_ABOUT THIS TASK_. Go through the material below and count the lines in which the word "icon" occurs; the only output is the number.

_DATA EXTRACT_.
══════════
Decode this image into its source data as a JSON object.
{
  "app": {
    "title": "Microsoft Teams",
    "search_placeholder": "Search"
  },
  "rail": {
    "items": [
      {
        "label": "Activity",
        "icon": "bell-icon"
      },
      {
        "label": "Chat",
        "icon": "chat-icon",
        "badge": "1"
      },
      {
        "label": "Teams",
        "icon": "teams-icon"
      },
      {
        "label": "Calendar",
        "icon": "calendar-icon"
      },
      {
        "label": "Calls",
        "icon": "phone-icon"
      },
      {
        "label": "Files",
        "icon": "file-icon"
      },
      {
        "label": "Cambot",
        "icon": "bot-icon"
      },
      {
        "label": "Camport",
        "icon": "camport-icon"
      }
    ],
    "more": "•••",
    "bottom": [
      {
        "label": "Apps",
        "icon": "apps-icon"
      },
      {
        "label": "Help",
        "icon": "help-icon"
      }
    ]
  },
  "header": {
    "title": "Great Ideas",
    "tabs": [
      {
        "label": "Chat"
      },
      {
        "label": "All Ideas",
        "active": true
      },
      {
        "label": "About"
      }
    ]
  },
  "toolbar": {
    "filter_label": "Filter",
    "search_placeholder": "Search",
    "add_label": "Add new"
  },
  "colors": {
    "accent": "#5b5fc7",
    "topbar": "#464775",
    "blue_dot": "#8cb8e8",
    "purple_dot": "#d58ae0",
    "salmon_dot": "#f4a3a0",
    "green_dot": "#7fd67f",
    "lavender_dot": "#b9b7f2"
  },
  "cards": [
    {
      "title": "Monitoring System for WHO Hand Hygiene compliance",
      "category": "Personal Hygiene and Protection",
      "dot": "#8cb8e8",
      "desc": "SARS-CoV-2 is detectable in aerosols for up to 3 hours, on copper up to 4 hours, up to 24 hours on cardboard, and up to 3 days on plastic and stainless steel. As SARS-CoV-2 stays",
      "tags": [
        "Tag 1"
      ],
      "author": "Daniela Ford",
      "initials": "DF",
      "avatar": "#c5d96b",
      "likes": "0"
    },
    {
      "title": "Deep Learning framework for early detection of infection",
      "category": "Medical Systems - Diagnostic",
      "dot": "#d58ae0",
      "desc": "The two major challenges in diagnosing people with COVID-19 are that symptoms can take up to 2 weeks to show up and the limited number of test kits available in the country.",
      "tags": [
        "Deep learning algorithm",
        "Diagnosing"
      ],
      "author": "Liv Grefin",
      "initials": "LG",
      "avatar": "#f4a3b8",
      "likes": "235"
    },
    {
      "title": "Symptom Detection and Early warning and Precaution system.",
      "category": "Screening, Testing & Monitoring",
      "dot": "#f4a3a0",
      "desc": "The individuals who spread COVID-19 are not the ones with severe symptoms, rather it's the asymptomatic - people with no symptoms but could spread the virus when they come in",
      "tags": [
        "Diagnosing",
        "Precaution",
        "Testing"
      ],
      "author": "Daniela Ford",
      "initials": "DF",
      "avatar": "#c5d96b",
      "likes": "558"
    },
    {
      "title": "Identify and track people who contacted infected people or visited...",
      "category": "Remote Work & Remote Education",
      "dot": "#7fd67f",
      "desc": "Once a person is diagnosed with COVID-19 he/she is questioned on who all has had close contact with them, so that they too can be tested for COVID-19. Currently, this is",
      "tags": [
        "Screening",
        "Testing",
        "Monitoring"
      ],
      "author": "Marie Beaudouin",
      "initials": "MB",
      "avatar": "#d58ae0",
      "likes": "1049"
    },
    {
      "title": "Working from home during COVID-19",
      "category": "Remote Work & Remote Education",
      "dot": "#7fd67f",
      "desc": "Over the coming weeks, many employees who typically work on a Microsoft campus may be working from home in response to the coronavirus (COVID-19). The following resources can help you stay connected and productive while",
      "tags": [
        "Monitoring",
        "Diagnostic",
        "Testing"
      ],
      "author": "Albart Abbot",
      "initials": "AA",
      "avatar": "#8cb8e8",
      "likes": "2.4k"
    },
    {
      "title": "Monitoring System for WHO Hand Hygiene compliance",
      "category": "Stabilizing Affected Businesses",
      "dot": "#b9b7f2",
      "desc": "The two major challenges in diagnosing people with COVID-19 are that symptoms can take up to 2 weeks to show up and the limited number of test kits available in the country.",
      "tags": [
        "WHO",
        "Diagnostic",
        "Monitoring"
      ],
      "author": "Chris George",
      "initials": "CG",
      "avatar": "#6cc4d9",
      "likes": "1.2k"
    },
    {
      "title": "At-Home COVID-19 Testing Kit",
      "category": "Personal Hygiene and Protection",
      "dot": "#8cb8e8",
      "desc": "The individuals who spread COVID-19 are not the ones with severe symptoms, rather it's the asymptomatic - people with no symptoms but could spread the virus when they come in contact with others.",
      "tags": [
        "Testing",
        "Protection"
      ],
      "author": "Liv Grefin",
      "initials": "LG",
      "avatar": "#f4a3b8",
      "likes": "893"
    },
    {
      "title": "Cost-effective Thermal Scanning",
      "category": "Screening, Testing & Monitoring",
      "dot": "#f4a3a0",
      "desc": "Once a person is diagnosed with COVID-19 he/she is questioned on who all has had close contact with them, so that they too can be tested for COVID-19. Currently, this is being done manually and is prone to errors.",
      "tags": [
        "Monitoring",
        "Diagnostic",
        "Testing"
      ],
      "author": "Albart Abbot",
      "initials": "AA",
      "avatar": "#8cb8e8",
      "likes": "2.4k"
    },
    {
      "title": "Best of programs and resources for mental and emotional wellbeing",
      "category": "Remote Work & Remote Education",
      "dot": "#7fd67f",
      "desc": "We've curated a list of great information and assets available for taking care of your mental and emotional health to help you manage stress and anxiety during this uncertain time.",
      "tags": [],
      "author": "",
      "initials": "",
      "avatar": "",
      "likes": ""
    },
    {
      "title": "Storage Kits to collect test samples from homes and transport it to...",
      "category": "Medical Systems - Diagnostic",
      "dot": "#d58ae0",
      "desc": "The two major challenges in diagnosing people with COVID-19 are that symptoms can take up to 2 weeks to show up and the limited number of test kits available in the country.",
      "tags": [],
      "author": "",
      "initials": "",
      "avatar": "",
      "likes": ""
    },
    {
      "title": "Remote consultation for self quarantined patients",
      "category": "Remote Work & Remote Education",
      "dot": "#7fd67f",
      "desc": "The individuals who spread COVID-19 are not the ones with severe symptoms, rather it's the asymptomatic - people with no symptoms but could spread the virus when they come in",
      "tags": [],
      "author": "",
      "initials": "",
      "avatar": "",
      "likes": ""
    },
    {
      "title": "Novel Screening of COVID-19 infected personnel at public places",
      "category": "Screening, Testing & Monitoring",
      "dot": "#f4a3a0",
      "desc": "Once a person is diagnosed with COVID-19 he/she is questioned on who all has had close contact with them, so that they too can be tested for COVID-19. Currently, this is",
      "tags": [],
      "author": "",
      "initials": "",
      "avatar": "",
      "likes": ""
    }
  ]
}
══════════
_THE ANSWER_. 10